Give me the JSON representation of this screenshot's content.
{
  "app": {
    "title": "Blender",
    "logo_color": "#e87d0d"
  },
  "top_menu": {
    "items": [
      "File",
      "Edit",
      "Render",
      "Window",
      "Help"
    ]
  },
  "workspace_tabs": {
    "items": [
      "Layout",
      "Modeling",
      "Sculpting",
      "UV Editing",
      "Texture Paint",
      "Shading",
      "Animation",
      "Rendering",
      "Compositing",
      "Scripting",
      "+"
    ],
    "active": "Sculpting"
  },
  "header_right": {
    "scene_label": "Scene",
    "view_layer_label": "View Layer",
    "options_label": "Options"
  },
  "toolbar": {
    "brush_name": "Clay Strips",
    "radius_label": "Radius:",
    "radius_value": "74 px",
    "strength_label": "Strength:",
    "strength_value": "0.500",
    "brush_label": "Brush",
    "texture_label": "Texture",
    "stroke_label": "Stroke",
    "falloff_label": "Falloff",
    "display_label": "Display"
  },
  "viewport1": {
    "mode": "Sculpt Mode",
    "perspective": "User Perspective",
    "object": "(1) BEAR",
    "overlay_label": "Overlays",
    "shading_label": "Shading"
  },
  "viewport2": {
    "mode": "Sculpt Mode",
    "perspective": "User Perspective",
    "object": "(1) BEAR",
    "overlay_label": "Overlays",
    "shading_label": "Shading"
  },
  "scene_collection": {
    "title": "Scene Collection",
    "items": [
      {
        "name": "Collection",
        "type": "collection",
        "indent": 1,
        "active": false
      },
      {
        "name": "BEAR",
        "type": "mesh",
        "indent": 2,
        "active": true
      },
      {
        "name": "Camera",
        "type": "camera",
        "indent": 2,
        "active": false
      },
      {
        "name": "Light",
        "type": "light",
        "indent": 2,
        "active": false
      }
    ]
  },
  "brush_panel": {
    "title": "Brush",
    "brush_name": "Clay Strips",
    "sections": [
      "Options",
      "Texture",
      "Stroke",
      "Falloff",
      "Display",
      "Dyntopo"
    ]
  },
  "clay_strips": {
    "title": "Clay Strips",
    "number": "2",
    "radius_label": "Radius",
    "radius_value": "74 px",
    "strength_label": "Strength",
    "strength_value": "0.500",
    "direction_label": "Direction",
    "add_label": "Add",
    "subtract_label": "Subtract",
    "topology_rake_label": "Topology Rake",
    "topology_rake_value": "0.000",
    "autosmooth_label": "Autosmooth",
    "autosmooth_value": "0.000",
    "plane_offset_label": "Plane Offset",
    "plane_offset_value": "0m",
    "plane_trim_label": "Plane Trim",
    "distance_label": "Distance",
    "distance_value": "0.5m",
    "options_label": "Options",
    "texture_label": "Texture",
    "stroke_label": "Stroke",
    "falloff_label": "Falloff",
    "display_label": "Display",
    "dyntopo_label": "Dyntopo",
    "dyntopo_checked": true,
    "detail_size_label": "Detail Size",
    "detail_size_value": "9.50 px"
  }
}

-=-=-

◆ Given request
Which lines contain the word "Display"? Copy each of them.

◆ Answer to the exercise
    "display_label": "Display"
      "Display",
    "display_label": "Display",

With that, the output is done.